--- START Records shown ---

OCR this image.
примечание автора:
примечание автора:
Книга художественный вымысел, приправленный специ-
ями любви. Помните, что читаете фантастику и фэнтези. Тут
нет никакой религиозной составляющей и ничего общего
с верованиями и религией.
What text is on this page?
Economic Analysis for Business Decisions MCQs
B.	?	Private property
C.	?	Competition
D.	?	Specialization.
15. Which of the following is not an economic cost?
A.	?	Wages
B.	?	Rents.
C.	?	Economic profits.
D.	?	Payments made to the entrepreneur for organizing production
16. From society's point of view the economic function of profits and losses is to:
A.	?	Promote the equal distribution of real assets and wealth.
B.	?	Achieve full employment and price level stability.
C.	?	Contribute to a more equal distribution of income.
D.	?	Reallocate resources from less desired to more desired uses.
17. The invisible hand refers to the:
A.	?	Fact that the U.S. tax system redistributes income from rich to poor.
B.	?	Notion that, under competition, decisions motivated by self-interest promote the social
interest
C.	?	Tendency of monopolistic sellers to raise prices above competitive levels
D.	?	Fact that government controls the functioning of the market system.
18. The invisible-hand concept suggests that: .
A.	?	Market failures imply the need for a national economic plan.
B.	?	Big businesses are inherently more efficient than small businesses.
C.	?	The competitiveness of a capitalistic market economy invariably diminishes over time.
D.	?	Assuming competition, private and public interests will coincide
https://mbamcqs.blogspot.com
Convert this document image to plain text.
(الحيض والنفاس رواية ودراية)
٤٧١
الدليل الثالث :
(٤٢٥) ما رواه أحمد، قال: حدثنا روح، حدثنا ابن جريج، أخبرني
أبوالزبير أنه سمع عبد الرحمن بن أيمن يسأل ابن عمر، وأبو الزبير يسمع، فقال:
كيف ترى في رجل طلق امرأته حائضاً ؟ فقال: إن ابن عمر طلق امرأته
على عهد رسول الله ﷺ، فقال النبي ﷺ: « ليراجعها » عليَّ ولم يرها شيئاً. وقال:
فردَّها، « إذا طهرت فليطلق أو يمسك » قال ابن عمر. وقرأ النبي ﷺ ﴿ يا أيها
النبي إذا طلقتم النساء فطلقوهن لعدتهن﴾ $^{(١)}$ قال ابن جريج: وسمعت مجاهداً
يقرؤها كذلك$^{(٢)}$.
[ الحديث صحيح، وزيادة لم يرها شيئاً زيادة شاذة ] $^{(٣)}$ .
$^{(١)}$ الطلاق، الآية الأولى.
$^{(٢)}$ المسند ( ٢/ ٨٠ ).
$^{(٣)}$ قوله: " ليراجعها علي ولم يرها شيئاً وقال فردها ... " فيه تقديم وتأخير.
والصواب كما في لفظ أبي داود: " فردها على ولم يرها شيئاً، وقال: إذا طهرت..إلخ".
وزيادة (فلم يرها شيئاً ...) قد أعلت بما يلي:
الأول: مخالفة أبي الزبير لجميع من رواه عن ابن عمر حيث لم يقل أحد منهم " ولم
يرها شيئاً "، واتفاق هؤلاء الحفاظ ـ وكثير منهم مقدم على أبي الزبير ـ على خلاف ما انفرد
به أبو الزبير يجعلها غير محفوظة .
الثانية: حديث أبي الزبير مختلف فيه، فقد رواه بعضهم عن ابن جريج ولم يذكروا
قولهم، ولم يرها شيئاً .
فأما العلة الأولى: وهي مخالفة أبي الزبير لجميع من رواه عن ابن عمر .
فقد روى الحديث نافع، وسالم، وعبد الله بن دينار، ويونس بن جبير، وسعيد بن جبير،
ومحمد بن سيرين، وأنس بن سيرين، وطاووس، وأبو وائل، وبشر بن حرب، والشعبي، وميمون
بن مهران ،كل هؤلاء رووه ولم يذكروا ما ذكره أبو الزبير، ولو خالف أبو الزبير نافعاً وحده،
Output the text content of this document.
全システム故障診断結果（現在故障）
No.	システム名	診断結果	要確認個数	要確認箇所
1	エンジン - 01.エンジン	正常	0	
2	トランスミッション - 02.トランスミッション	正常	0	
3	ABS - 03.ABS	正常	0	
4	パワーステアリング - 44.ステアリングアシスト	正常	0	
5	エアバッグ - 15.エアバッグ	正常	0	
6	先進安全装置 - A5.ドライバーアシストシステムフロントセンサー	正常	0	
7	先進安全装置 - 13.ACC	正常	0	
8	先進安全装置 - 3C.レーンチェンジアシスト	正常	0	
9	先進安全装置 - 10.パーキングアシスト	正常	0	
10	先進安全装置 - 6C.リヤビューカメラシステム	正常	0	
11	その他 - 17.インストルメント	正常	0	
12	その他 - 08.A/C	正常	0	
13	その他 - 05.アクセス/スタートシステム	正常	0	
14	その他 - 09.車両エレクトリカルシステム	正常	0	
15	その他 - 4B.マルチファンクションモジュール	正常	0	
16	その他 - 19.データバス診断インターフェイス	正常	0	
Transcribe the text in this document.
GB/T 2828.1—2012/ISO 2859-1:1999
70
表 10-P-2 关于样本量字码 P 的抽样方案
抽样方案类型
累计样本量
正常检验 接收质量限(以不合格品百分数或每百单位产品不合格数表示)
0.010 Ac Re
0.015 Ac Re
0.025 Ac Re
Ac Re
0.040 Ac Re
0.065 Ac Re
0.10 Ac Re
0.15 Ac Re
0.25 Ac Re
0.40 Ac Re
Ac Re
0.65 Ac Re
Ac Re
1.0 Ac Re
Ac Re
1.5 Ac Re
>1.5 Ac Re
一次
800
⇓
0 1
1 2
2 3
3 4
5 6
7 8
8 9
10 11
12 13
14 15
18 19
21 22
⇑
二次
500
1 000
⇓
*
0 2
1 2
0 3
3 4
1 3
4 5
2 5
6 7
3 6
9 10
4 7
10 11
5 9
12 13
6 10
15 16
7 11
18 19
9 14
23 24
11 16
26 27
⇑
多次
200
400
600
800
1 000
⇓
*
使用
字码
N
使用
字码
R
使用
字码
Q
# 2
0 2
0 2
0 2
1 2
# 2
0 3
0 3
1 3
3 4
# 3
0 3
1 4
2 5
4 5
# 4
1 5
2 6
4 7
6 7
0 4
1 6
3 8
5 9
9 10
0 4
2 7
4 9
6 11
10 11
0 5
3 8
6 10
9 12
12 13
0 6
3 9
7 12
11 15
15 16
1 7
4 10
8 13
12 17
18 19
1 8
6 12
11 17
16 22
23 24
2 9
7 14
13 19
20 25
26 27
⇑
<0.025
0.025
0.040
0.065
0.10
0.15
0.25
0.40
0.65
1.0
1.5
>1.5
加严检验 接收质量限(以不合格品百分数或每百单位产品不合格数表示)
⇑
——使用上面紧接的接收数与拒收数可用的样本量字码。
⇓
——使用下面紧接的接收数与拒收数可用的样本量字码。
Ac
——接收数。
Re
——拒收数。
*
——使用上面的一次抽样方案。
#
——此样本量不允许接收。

--- END Records shown ---

Problem: Find how many lines in the records contain the string "النبي", then give the number alone.

Task response: 3